[Extracted data]

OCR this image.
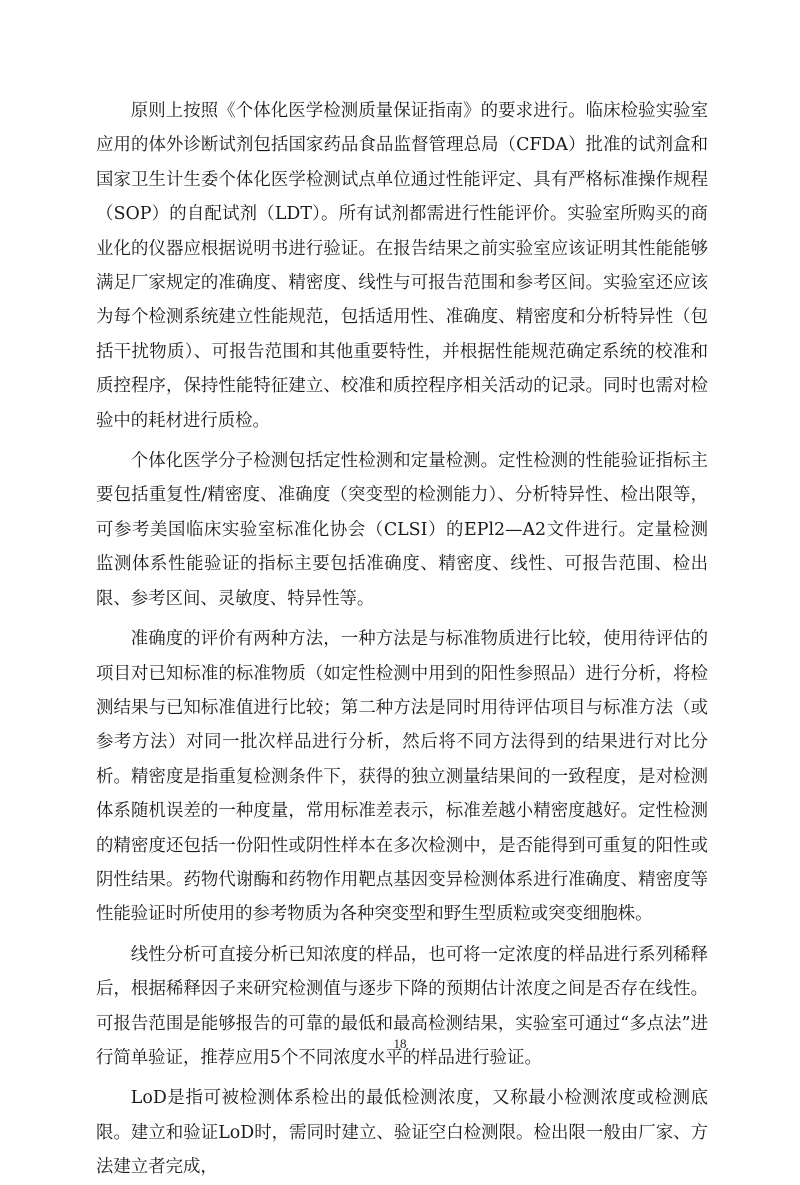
原则上按照《个体化医学检测质量保证指南》的要求进行。临床检验实验室应用的体外诊断试剂包括国家药品食品监督管理总局（CFDA）批准的试剂盒和国家卫生计生委个体化医学检测试点单位通过性能评定、具有严格标准操作规程（SOP）的自配试剂（LDT）。所有试剂都需进行性能评价。实验室所购买的商业化的仪器应根据说明书进行验证。在报告结果之前实验室应该证明其性能能够满足厂家规定的准确度、精密度、线性与可报告范围和参考区间。实验室还应该为每个检测系统建立性能规范，包括适用性、准确度、精密度和分析特异性（包括干扰物质）、可报告范围和其他重要特性，并根据性能规范确定系统的校准和质控程序，保持性能特征建立、校准和质控程序相关活动的记录。同时也需对检验中的耗材进行质检。

个体化医学分子检测包括定性检测和定量检测。定性检测的性能验证指标主要包括重复性/精密度、准确度（突变型的检测能力）、分析特异性、检出限等，可参考美国临床实验室标准化协会（CLSI）的EPl2—A2文件进行。定量检测监测体系性能验证的指标主要包括准确度、精密度、线性、可报告范围、检出限、参考区间、灵敏度、特异性等。

准确度的评价有两种方法，一种方法是与标准物质进行比较，使用待评估的项目对已知标准的标准物质（如定性检测中用到的阳性参照品）进行分析，将检测结果与已知标准值进行比较；第二种方法是同时用待评估项目与标准方法（或参考方法）对同一批次样品进行分析，然后将不同方法得到的结果进行对比分析。精密度是指重复检测条件下，获得的独立测量结果间的一致程度，是对检测体系随机误差的一种度量，常用标准差表示，标准差越小精密度越好。定性检测的精密度还包括一份阳性或阴性样本在多次检测中，是否能得到可重复的阳性或阴性结果。药物代谢酶和药物作用靶点基因变异检测体系进行准确度、精密度等性能验证时所使用的参考物质为各种突变型和野生型质粒或突变细胞株。

线性分析可直接分析已知浓度的样品，也可将一定浓度的样品进行系列稀释后，根据稀释因子来研究检测值与逐步下降的预期估计浓度之间是否存在线性。可报告范围是能够报告的可靠的最低和最高检测结果，实验室可通过“多点法”进行简单验证，推荐应用5个不同浓度水平的样品进行验证。

LoD是指可被检测体系检出的最低检测浓度，又称最小检测浓度或检测底限。建立和验证LoD时，需同时建立、验证空白检测限。检出限一般由厂家、方法建立者完成，

18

[Problem requirements] Your copy should repeat each entry above exactly but contain no pictures.

[Task result]
OCR this image.
原则上按照《个体化医学检测质量保证指南》的要求进行。临床检验实验室应用的体外诊断试剂包括国家药品食品监督管理总局（CFDA）批准的试剂盒和国家卫生计生委个体化医学检测试点单位通过性能评定、具有严格标准操作规程（SOP）的自配试剂（LDT）。所有试剂都需进行性能评价。实验室所购买的商业化的仪器应根据说明书进行验证。在报告结果之前实验室应该证明其性能能够满足厂家规定的准确度、精密度、线性与可报告范围和参考区间。实验室还应该为每个检测系统建立性能规范，包括适用性、准确度、精密度和分析特异性（包括干扰物质）、可报告范围和其他重要特性，并根据性能规范确定系统的校准和质控程序，保持性能特征建立、校准和质控程序相关活动的记录。同时也需对检验中的耗材进行质检。

个体化医学分子检测包括定性检测和定量检测。定性检测的性能验证指标主要包括重复性/精密度、准确度（突变型的检测能力）、分析特异性、检出限等，可参考美国临床实验室标准化协会（CLSI）的EPl2—A2文件进行。定量检测监测体系性能验证的指标主要包括准确度、精密度、线性、可报告范围、检出限、参考区间、灵敏度、特异性等。

准确度的评价有两种方法，一种方法是与标准物质进行比较，使用待评估的项目对已知标准的标准物质（如定性检测中用到的阳性参照品）进行分析，将检测结果与已知标准值进行比较；第二种方法是同时用待评估项目与标准方法（或参考方法）对同一批次样品进行分析，然后将不同方法得到的结果进行对比分析。精密度是指重复检测条件下，获得的独立测量结果间的一致程度，是对检测体系随机误差的一种度量，常用标准差表示，标准差越小精密度越好。定性检测的精密度还包括一份阳性或阴性样本在多次检测中，是否能得到可重复的阳性或阴性结果。药物代谢酶和药物作用靶点基因变异检测体系进行准确度、精密度等性能验证时所使用的参考物质为各种突变型和野生型质粒或突变细胞株。

线性分析可直接分析已知浓度的样品，也可将一定浓度的样品进行系列稀释后，根据稀释因子来研究检测值与逐步下降的预期估计浓度之间是否存在线性。可报告范围是能够报告的可靠的最低和最高检测结果，实验室可通过“多点法”进行简单验证，推荐应用5个不同浓度水平的样品进行验证。

LoD是指可被检测体系检出的最低检测浓度，又称最小检测浓度或检测底限。建立和验证LoD时，需同时建立、验证空白检测限。检出限一般由厂家、方法建立者完成，

18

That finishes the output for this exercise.